WORK REQUIRED - Please count the lines in the listing below where the word "screenshot" appears. Give the number only.

= = = = =

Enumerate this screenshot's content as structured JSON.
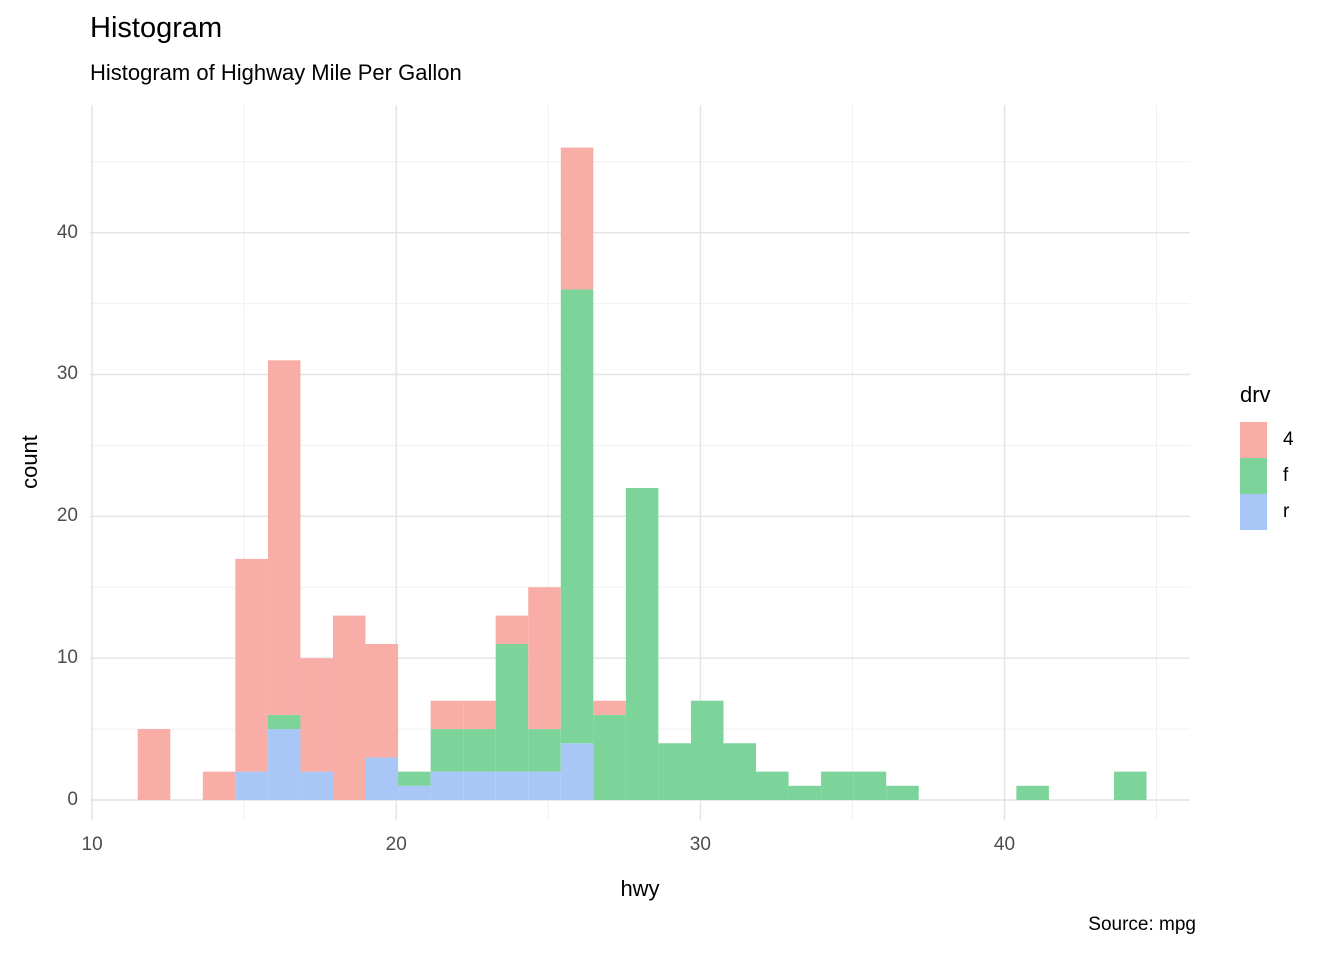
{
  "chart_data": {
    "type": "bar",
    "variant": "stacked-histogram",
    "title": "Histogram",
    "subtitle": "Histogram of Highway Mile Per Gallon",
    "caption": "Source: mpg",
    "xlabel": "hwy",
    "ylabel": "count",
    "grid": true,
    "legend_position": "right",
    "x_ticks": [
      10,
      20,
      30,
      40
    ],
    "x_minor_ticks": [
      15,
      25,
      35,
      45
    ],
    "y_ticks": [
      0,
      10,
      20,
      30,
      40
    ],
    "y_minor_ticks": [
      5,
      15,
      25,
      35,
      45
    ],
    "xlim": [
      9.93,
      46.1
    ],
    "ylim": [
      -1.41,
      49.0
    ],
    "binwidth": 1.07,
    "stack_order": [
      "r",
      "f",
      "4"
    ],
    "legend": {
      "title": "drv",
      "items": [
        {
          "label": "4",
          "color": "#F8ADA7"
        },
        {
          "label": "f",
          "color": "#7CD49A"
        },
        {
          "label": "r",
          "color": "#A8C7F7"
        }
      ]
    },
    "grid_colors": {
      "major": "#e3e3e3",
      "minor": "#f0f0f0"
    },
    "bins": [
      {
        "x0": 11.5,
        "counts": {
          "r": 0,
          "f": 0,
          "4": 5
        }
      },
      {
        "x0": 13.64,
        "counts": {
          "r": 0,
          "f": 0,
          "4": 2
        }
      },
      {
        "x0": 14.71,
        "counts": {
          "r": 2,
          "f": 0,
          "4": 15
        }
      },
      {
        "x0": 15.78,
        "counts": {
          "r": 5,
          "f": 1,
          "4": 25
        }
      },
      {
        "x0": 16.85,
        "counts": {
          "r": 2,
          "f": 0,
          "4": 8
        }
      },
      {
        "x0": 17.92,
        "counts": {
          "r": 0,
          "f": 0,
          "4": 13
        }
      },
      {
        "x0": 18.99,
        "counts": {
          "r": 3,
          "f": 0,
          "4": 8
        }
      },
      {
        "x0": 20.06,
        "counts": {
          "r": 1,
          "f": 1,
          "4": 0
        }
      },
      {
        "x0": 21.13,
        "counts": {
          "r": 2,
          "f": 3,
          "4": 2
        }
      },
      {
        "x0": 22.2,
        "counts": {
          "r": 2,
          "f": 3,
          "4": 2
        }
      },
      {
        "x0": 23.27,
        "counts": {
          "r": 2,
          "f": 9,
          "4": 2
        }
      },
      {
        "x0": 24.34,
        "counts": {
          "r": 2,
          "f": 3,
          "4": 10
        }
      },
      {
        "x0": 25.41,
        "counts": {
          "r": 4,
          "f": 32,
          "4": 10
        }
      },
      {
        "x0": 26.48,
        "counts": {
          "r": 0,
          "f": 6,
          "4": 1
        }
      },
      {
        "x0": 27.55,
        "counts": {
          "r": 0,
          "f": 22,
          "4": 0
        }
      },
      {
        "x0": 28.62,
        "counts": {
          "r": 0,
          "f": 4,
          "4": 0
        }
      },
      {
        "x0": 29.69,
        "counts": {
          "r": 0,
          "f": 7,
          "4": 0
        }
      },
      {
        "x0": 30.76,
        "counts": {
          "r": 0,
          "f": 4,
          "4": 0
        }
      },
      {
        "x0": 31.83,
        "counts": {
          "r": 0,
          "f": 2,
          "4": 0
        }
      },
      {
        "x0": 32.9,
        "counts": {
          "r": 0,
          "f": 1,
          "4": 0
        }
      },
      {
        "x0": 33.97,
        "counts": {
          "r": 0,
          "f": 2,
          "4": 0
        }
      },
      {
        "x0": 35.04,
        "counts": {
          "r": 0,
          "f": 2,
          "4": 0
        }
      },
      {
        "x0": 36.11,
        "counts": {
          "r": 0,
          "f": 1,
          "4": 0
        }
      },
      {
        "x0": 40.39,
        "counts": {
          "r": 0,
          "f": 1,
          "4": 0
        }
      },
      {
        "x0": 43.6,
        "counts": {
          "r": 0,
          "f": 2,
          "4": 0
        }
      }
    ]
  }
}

= = = = =

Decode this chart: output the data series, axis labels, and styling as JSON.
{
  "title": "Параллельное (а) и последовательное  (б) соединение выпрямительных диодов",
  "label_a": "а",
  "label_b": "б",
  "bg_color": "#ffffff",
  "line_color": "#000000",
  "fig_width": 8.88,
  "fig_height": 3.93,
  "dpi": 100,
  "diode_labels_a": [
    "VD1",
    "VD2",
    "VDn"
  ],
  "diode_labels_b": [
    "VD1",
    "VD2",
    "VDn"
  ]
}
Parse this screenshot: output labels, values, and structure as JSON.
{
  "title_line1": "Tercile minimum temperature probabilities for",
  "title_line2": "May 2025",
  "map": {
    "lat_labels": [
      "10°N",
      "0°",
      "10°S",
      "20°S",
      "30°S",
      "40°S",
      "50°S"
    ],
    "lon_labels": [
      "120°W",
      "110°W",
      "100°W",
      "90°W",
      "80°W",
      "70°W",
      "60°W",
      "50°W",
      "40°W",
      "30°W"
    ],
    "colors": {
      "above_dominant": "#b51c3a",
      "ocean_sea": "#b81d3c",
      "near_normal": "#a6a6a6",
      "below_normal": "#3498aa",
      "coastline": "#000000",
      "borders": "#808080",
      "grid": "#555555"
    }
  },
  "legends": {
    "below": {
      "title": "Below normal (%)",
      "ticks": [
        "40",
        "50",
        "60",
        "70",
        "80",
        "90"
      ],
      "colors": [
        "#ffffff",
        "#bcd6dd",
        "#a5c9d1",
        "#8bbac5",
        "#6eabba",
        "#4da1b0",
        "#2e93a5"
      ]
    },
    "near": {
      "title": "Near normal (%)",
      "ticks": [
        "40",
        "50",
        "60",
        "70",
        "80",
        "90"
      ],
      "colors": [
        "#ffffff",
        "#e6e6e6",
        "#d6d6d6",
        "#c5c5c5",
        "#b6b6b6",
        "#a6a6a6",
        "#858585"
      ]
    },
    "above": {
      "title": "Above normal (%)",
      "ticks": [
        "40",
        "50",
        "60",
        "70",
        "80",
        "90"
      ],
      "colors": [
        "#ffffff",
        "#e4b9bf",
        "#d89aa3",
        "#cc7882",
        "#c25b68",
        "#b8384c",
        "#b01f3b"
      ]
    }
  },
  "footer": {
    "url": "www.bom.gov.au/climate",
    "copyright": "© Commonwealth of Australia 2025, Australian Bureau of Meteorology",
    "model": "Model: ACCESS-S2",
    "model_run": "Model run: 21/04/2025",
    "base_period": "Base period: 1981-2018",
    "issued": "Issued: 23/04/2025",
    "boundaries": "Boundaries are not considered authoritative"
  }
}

= = = = =

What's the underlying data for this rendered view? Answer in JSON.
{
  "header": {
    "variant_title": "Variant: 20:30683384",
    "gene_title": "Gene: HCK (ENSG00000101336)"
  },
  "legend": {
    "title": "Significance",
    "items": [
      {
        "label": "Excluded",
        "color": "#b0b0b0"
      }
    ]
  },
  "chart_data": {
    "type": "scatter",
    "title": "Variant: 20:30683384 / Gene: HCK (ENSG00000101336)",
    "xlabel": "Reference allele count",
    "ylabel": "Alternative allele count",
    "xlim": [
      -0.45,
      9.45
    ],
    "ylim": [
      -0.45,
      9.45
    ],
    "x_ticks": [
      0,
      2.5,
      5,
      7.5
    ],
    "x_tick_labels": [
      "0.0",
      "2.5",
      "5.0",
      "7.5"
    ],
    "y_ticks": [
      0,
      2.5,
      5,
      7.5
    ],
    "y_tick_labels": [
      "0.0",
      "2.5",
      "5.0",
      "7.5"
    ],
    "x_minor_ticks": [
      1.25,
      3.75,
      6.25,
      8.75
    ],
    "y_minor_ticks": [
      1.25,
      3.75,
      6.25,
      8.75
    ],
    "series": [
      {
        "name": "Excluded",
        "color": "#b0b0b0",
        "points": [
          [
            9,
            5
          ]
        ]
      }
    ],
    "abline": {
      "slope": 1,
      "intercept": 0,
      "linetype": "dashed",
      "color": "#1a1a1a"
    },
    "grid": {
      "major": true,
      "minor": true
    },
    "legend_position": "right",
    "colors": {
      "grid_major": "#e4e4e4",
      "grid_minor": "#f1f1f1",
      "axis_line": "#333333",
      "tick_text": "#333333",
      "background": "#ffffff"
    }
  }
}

= = = = =

TASK RESPONSE - 2